— Task prompt —
Set each entry down verbatim, omitting images.

============================================================

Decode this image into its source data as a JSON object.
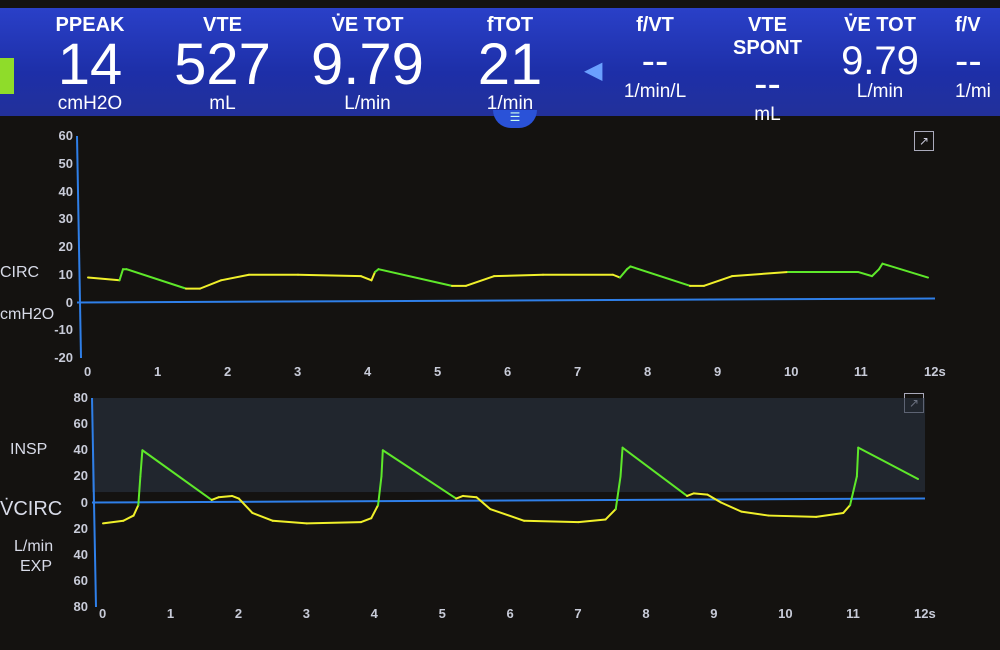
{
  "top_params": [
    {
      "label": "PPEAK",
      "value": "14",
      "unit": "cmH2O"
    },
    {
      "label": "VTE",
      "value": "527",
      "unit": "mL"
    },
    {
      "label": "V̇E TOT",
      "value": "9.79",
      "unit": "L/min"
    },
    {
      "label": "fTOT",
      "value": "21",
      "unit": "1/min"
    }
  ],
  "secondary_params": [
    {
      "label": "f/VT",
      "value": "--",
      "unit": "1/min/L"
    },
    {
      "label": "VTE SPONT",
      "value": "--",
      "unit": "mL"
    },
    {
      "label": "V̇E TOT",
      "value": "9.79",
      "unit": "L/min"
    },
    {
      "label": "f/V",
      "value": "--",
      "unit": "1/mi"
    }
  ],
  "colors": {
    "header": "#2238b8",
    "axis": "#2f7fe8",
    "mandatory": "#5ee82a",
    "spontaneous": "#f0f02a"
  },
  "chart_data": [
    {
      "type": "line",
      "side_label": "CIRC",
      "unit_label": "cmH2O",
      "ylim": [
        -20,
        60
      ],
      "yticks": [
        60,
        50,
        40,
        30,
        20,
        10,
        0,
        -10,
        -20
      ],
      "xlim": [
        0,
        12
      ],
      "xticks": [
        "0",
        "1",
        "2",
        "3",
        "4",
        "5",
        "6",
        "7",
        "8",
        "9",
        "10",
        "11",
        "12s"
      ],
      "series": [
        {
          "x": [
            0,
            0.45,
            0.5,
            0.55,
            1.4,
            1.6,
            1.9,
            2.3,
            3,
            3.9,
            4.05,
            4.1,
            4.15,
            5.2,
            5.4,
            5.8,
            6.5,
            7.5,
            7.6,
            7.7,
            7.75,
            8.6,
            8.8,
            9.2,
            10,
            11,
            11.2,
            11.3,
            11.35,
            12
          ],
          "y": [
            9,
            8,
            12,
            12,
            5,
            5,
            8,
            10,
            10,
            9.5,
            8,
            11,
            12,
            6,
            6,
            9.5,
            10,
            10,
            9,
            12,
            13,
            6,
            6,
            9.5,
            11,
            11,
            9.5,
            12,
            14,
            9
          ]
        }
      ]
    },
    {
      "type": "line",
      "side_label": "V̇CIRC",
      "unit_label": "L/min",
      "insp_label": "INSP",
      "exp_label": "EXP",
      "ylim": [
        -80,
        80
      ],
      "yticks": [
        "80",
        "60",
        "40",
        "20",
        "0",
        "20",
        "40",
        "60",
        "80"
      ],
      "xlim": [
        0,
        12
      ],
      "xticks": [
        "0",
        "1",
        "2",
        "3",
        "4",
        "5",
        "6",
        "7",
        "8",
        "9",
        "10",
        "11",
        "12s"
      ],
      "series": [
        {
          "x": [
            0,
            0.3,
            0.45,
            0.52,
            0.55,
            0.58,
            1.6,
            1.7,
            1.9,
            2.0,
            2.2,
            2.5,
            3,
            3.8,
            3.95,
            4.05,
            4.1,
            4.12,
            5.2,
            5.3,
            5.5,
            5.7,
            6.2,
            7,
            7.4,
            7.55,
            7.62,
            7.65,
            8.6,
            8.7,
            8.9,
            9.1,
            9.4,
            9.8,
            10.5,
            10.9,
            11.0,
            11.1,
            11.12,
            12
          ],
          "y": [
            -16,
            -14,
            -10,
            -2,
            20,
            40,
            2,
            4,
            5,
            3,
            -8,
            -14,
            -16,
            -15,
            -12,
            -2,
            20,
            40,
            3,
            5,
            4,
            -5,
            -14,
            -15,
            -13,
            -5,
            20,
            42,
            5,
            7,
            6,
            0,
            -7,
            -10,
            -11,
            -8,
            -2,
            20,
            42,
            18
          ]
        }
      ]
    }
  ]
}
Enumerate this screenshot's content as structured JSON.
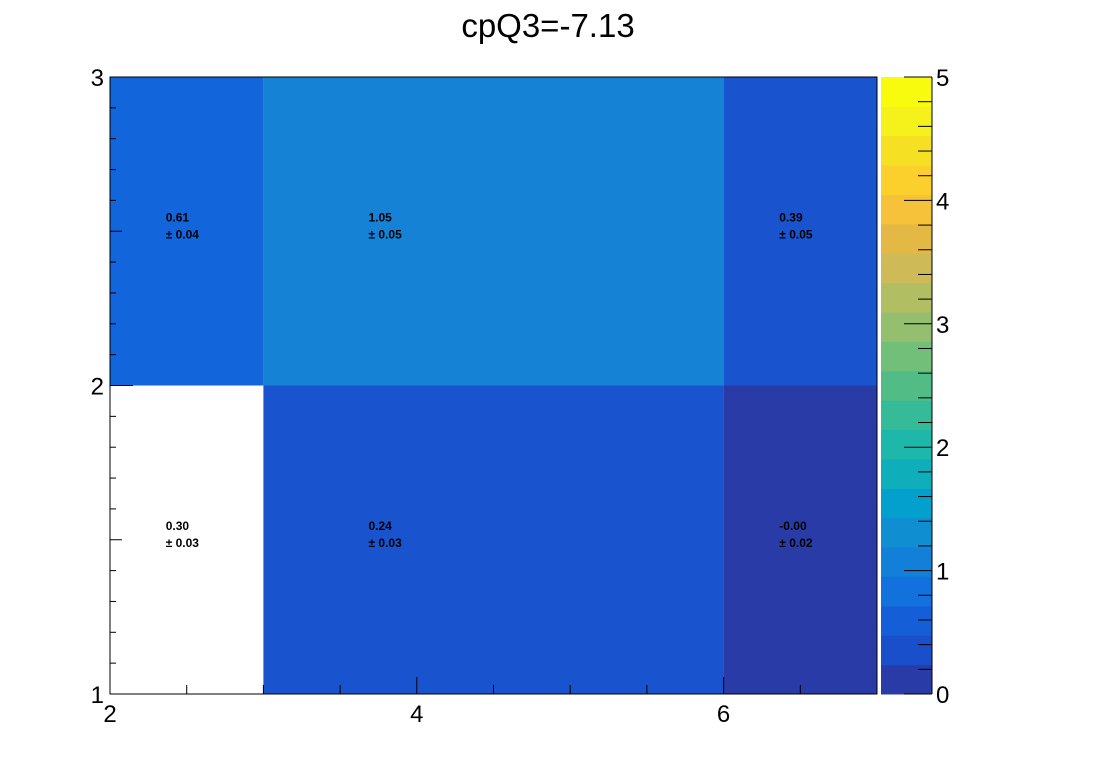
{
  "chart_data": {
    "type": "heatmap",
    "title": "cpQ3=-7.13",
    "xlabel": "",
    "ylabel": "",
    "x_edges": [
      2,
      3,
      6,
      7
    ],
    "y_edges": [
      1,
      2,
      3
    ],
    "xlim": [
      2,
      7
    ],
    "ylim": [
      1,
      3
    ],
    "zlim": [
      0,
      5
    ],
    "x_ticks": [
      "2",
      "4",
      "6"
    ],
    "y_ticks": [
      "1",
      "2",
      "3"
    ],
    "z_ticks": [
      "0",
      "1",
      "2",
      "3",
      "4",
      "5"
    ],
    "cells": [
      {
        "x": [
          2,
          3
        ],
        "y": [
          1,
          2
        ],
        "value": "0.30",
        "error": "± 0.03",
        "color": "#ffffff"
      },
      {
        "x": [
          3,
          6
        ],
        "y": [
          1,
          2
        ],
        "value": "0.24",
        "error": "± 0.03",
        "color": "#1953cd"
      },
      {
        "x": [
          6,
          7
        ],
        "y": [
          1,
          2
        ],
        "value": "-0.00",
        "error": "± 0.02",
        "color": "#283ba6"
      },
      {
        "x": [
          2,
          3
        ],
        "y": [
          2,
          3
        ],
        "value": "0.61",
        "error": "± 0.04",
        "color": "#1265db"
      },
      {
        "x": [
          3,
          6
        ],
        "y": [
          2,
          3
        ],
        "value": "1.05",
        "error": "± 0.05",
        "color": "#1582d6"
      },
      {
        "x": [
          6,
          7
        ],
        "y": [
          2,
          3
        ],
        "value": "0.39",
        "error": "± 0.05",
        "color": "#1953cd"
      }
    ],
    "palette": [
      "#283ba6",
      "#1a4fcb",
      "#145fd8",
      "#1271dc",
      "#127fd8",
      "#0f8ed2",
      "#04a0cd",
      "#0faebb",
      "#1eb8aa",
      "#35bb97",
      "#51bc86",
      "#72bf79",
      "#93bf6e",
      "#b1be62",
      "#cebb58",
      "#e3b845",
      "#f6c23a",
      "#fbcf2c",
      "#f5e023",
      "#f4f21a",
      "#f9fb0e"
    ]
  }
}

============================================================

— Task result —
Decode this image into its source data as a JSON object.
{
  "top_params": [
    {
      "label": "PPEAK",
      "value": "14",
      "unit": "cmH2O"
    },
    {
      "label": "VTE",
      "value": "527",
      "unit": "mL"
    },
    {
      "label": "V̇E TOT",
      "value": "9.79",
      "unit": "L/min"
    },
    {
      "label": "fTOT",
      "value": "21",
      "unit": "1/min"
    }
  ],
  "secondary_params": [
    {
      "label": "f/VT",
      "value": "--",
      "unit": "1/min/L"
    },
    {
      "label": "VTE SPONT",
      "value": "--",
      "unit": "mL"
    },
    {
      "label": "V̇E TOT",
      "value": "9.79",
      "unit": "L/min"
    },
    {
      "label": "f/V",
      "value": "--",
      "unit": "1/mi"
    }
  ],
  "colors": {
    "header": "#2238b8",
    "axis": "#2f7fe8",
    "mandatory": "#5ee82a",
    "spontaneous": "#f0f02a"
  },
  "chart_data": [
    {
      "type": "line",
      "side_label": "CIRC",
      "unit_label": "cmH2O",
      "ylim": [
        -20,
        60
      ],
      "yticks": [
        60,
        50,
        40,
        30,
        20,
        10,
        0,
        -10,
        -20
      ],
      "xlim": [
        0,
        12
      ],
      "xticks": [
        "0",
        "1",
        "2",
        "3",
        "4",
        "5",
        "6",
        "7",
        "8",
        "9",
        "10",
        "11",
        "12s"
      ],
      "series": [
        {
          "x": [
            0,
            0.45,
            0.5,
            0.55,
            1.4,
            1.6,
            1.9,
            2.3,
            3,
            3.9,
            4.05,
            4.1,
            4.15,
            5.2,
            5.4,
            5.8,
            6.5,
            7.5,
            7.6,
            7.7,
            7.75,
            8.6,
            8.8,
            9.2,
            10,
            11,
            11.2,
            11.3,
            11.35,
            12
          ],
          "y": [
            9,
            8,
            12,
            12,
            5,
            5,
            8,
            10,
            10,
            9.5,
            8,
            11,
            12,
            6,
            6,
            9.5,
            10,
            10,
            9,
            12,
            13,
            6,
            6,
            9.5,
            11,
            11,
            9.5,
            12,
            14,
            9
          ]
        }
      ]
    },
    {
      "type": "line",
      "side_label": "V̇CIRC",
      "unit_label": "L/min",
      "insp_label": "INSP",
      "exp_label": "EXP",
      "ylim": [
        -80,
        80
      ],
      "yticks": [
        "80",
        "60",
        "40",
        "20",
        "0",
        "20",
        "40",
        "60",
        "80"
      ],
      "xlim": [
        0,
        12
      ],
      "xticks": [
        "0",
        "1",
        "2",
        "3",
        "4",
        "5",
        "6",
        "7",
        "8",
        "9",
        "10",
        "11",
        "12s"
      ],
      "series": [
        {
          "x": [
            0,
            0.3,
            0.45,
            0.52,
            0.55,
            0.58,
            1.6,
            1.7,
            1.9,
            2.0,
            2.2,
            2.5,
            3,
            3.8,
            3.95,
            4.05,
            4.1,
            4.12,
            5.2,
            5.3,
            5.5,
            5.7,
            6.2,
            7,
            7.4,
            7.55,
            7.62,
            7.65,
            8.6,
            8.7,
            8.9,
            9.1,
            9.4,
            9.8,
            10.5,
            10.9,
            11.0,
            11.1,
            11.12,
            12
          ],
          "y": [
            -16,
            -14,
            -10,
            -2,
            20,
            40,
            2,
            4,
            5,
            3,
            -8,
            -14,
            -16,
            -15,
            -12,
            -2,
            20,
            40,
            3,
            5,
            4,
            -5,
            -14,
            -15,
            -13,
            -5,
            20,
            42,
            5,
            7,
            6,
            0,
            -7,
            -10,
            -11,
            -8,
            -2,
            20,
            42,
            18
          ]
        }
      ]
    }
  ]
}
Enumerate this screenshot's content as structured JSON.
{
  "chart_data": {
    "type": "heatmap",
    "title": "cpQ3=-7.13",
    "xlabel": "",
    "ylabel": "",
    "x_edges": [
      2,
      3,
      6,
      7
    ],
    "y_edges": [
      1,
      2,
      3
    ],
    "xlim": [
      2,
      7
    ],
    "ylim": [
      1,
      3
    ],
    "zlim": [
      0,
      5
    ],
    "x_ticks": [
      "2",
      "4",
      "6"
    ],
    "y_ticks": [
      "1",
      "2",
      "3"
    ],
    "z_ticks": [
      "0",
      "1",
      "2",
      "3",
      "4",
      "5"
    ],
    "cells": [
      {
        "x": [
          2,
          3
        ],
        "y": [
          1,
          2
        ],
        "value": "0.30",
        "error": "± 0.03",
        "color": "#ffffff"
      },
      {
        "x": [
          3,
          6
        ],
        "y": [
          1,
          2
        ],
        "value": "0.24",
        "error": "± 0.03",
        "color": "#1953cd"
      },
      {
        "x": [
          6,
          7
        ],
        "y": [
          1,
          2
        ],
        "value": "-0.00",
        "error": "± 0.02",
        "color": "#283ba6"
      },
      {
        "x": [
          2,
          3
        ],
        "y": [
          2,
          3
        ],
        "value": "0.61",
        "error": "± 0.04",
        "color": "#1265db"
      },
      {
        "x": [
          3,
          6
        ],
        "y": [
          2,
          3
        ],
        "value": "1.05",
        "error": "± 0.05",
        "color": "#1582d6"
      },
      {
        "x": [
          6,
          7
        ],
        "y": [
          2,
          3
        ],
        "value": "0.39",
        "error": "± 0.05",
        "color": "#1953cd"
      }
    ],
    "palette": [
      "#283ba6",
      "#1a4fcb",
      "#145fd8",
      "#1271dc",
      "#127fd8",
      "#0f8ed2",
      "#04a0cd",
      "#0faebb",
      "#1eb8aa",
      "#35bb97",
      "#51bc86",
      "#72bf79",
      "#93bf6e",
      "#b1be62",
      "#cebb58",
      "#e3b845",
      "#f6c23a",
      "#fbcf2c",
      "#f5e023",
      "#f4f21a",
      "#f9fb0e"
    ]
  }
}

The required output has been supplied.